**EXERCISE AIM**
Copy out the listing exactly.
── DATA LINES ──
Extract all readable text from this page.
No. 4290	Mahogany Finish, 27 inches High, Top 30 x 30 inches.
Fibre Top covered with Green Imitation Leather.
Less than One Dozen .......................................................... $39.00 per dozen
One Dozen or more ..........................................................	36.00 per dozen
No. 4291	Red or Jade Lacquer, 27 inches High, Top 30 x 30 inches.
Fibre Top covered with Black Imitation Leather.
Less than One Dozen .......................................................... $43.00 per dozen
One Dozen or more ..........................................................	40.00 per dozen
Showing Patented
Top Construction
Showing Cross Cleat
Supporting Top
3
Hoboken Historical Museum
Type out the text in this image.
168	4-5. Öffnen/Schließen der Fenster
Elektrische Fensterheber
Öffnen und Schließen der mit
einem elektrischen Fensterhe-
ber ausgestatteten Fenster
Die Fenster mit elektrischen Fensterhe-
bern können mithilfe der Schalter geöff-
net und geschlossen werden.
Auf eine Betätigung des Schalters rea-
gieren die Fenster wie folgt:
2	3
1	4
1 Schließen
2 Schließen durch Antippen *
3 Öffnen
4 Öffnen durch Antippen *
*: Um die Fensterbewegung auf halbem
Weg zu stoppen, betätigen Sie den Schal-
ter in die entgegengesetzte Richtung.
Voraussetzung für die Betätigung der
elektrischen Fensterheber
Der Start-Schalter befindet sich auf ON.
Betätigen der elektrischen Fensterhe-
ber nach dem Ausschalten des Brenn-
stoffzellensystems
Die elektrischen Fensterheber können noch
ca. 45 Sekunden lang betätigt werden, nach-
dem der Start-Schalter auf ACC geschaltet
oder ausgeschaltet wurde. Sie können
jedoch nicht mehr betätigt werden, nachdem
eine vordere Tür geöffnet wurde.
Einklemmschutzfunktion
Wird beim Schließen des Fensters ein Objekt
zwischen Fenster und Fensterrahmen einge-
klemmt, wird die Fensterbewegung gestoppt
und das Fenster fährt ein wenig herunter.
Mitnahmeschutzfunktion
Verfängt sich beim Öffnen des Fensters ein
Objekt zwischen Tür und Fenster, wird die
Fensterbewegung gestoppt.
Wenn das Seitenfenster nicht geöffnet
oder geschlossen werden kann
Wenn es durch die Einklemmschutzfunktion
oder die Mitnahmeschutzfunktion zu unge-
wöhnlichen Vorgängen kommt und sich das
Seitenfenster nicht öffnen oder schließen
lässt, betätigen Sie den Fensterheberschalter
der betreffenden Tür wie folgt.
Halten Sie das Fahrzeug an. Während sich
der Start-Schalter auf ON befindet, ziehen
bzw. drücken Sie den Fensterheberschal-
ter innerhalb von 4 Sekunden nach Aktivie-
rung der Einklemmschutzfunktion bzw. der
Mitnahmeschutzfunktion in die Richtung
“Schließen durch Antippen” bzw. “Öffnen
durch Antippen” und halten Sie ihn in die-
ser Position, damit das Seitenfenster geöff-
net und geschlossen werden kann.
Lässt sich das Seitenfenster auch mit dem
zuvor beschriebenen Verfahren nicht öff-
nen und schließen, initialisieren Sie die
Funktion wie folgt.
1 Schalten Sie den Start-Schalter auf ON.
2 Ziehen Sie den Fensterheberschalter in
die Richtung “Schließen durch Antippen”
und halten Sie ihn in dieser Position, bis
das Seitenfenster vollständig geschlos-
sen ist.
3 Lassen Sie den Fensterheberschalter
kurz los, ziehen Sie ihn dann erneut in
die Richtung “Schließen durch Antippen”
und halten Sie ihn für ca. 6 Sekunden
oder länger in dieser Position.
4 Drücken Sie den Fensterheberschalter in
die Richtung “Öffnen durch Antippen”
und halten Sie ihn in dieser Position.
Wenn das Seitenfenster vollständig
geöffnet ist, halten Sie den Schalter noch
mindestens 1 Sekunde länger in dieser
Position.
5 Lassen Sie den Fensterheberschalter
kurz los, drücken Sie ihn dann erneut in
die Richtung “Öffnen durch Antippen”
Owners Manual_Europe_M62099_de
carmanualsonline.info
───
**ANSWER TO THE PROBLEM**
Extract all readable text from this page.
No. 4290	Mahogany Finish, 27 inches High, Top 30 x 30 inches.
Fibre Top covered with Green Imitation Leather.
Less than One Dozen .......................................................... $39.00 per dozen
One Dozen or more ..........................................................	36.00 per dozen
No. 4291	Red or Jade Lacquer, 27 inches High, Top 30 x 30 inches.
Fibre Top covered with Black Imitation Leather.
Less than One Dozen .......................................................... $43.00 per dozen
One Dozen or more ..........................................................	40.00 per dozen
Showing Patented
Top Construction
Showing Cross Cleat
Supporting Top
3
Hoboken Historical Museum
Type out the text in this image.
168	4-5. Öffnen/Schließen der Fenster
Elektrische Fensterheber
Öffnen und Schließen der mit
einem elektrischen Fensterhe-
ber ausgestatteten Fenster
Die Fenster mit elektrischen Fensterhe-
bern können mithilfe der Schalter geöff-
net und geschlossen werden.
Auf eine Betätigung des Schalters rea-
gieren die Fenster wie folgt:
2	3
1	4
1 Schließen
2 Schließen durch Antippen *
3 Öffnen
4 Öffnen durch Antippen *
*: Um die Fensterbewegung auf halbem
Weg zu stoppen, betätigen Sie den Schal-
ter in die entgegengesetzte Richtung.
Voraussetzung für die Betätigung der
elektrischen Fensterheber
Der Start-Schalter befindet sich auf ON.
Betätigen der elektrischen Fensterhe-
ber nach dem Ausschalten des Brenn-
stoffzellensystems
Die elektrischen Fensterheber können noch
ca. 45 Sekunden lang betätigt werden, nach-
dem der Start-Schalter auf ACC geschaltet
oder ausgeschaltet wurde. Sie können
jedoch nicht mehr betätigt werden, nachdem
eine vordere Tür geöffnet wurde.
Einklemmschutzfunktion
Wird beim Schließen des Fensters ein Objekt
zwischen Fenster und Fensterrahmen einge-
klemmt, wird die Fensterbewegung gestoppt
und das Fenster fährt ein wenig herunter.
Mitnahmeschutzfunktion
Verfängt sich beim Öffnen des Fensters ein
Objekt zwischen Tür und Fenster, wird die
Fensterbewegung gestoppt.
Wenn das Seitenfenster nicht geöffnet
oder geschlossen werden kann
Wenn es durch die Einklemmschutzfunktion
oder die Mitnahmeschutzfunktion zu unge-
wöhnlichen Vorgängen kommt und sich das
Seitenfenster nicht öffnen oder schließen
lässt, betätigen Sie den Fensterheberschalter
der betreffenden Tür wie folgt.
Halten Sie das Fahrzeug an. Während sich
der Start-Schalter auf ON befindet, ziehen
bzw. drücken Sie den Fensterheberschal-
ter innerhalb von 4 Sekunden nach Aktivie-
rung der Einklemmschutzfunktion bzw. der
Mitnahmeschutzfunktion in die Richtung
“Schließen durch Antippen” bzw. “Öffnen
durch Antippen” und halten Sie ihn in die-
ser Position, damit das Seitenfenster geöff-
net und geschlossen werden kann.
Lässt sich das Seitenfenster auch mit dem
zuvor beschriebenen Verfahren nicht öff-
nen und schließen, initialisieren Sie die
Funktion wie folgt.
1 Schalten Sie den Start-Schalter auf ON.
2 Ziehen Sie den Fensterheberschalter in
die Richtung “Schließen durch Antippen”
und halten Sie ihn in dieser Position, bis
das Seitenfenster vollständig geschlos-
sen ist.
3 Lassen Sie den Fensterheberschalter
kurz los, ziehen Sie ihn dann erneut in
die Richtung “Schließen durch Antippen”
und halten Sie ihn für ca. 6 Sekunden
oder länger in dieser Position.
4 Drücken Sie den Fensterheberschalter in
die Richtung “Öffnen durch Antippen”
und halten Sie ihn in dieser Position.
Wenn das Seitenfenster vollständig
geöffnet ist, halten Sie den Schalter noch
mindestens 1 Sekunde länger in dieser
Position.
5 Lassen Sie den Fensterheberschalter
kurz los, drücken Sie ihn dann erneut in
die Richtung “Öffnen durch Antippen”
Owners Manual_Europe_M62099_de
carmanualsonline.info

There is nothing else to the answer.